— TASK BRIEF —
Scan the lines below for the word "Apply". Copy each line you find it in.

— INPUT DATA —
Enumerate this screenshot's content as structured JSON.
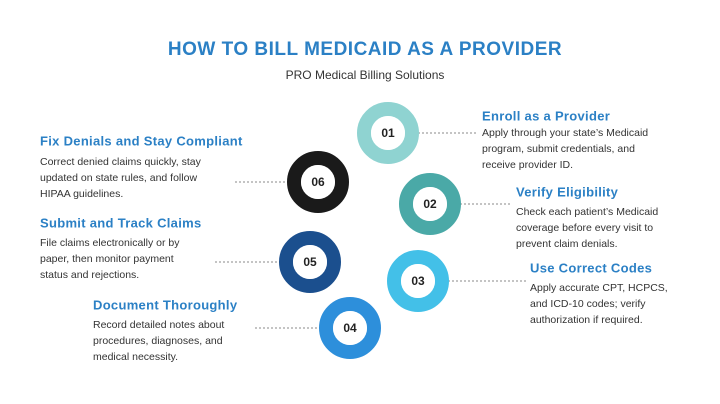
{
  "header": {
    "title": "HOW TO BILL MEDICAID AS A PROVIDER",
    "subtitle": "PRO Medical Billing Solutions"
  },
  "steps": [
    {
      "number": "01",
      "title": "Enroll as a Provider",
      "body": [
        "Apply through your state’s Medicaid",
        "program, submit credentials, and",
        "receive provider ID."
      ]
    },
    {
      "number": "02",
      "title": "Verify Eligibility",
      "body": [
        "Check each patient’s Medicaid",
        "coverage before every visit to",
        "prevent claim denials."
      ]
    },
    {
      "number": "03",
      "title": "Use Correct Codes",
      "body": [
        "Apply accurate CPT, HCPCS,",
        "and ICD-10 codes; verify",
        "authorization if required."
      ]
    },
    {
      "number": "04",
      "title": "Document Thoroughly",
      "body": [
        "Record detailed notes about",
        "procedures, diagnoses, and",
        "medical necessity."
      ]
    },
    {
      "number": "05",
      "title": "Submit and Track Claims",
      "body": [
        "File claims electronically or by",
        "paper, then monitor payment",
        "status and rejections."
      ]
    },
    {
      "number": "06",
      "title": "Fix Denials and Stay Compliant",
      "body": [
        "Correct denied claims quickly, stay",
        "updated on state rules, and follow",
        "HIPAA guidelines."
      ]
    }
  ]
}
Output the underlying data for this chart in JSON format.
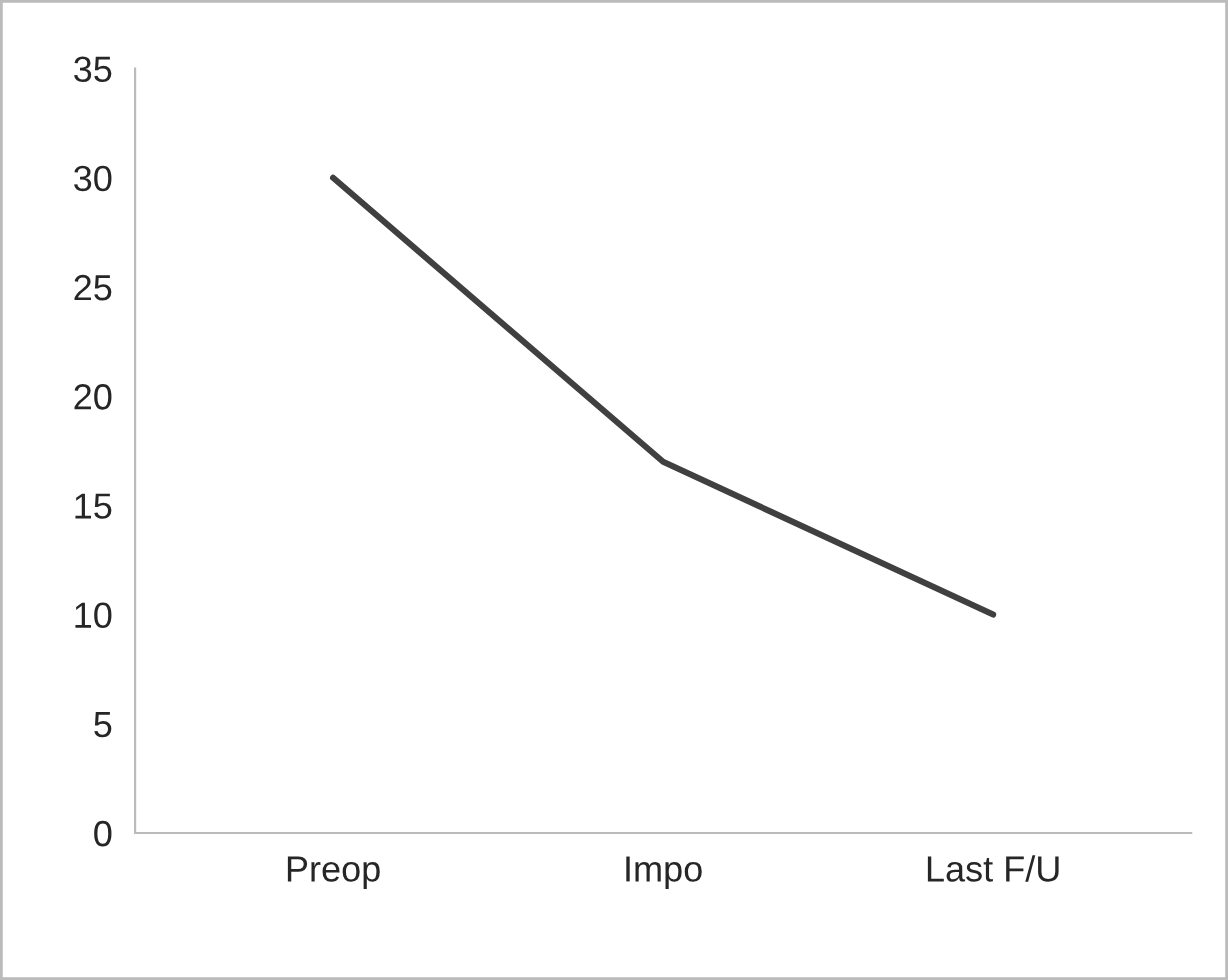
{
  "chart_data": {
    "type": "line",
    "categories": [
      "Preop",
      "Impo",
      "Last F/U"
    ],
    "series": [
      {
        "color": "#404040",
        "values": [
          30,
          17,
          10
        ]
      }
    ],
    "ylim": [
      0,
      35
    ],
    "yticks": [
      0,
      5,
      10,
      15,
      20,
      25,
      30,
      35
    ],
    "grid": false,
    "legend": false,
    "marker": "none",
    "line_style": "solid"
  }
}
---
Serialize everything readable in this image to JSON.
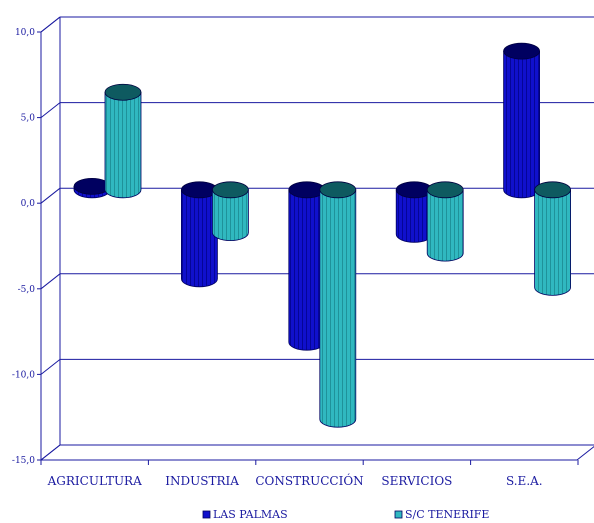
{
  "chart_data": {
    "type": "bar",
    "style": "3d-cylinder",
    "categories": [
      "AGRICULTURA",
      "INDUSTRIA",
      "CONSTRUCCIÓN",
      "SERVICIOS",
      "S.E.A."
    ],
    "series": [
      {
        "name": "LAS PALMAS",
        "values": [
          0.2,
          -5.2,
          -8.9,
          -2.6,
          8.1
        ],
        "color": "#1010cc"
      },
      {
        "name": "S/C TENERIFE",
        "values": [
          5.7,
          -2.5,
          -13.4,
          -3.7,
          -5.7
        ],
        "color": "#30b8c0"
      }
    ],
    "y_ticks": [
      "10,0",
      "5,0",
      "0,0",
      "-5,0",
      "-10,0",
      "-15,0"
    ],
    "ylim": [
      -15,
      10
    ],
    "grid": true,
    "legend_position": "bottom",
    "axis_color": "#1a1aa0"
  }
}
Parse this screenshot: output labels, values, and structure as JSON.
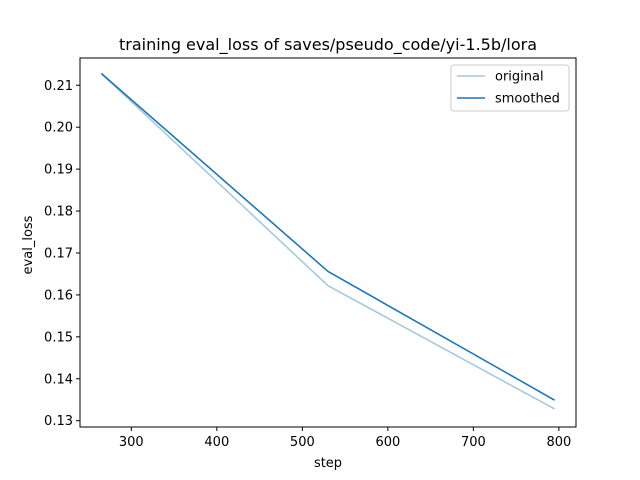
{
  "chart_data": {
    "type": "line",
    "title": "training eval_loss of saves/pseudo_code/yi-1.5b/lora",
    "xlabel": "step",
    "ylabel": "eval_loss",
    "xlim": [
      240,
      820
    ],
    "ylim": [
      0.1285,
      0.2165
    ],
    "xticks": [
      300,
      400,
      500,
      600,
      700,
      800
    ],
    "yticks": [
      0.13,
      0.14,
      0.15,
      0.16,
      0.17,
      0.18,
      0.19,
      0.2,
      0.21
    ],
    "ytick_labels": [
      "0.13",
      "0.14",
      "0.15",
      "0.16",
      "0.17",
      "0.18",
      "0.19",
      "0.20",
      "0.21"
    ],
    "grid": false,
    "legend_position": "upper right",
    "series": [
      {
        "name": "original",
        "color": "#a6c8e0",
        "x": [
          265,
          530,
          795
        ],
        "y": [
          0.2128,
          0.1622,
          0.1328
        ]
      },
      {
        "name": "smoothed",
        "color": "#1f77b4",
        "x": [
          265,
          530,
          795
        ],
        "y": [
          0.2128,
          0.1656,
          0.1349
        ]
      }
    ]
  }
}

— WRITTEN SOLUTION —
        "Apply through your state’s Medicaid",
        "Apply accurate CPT, HCPCS,",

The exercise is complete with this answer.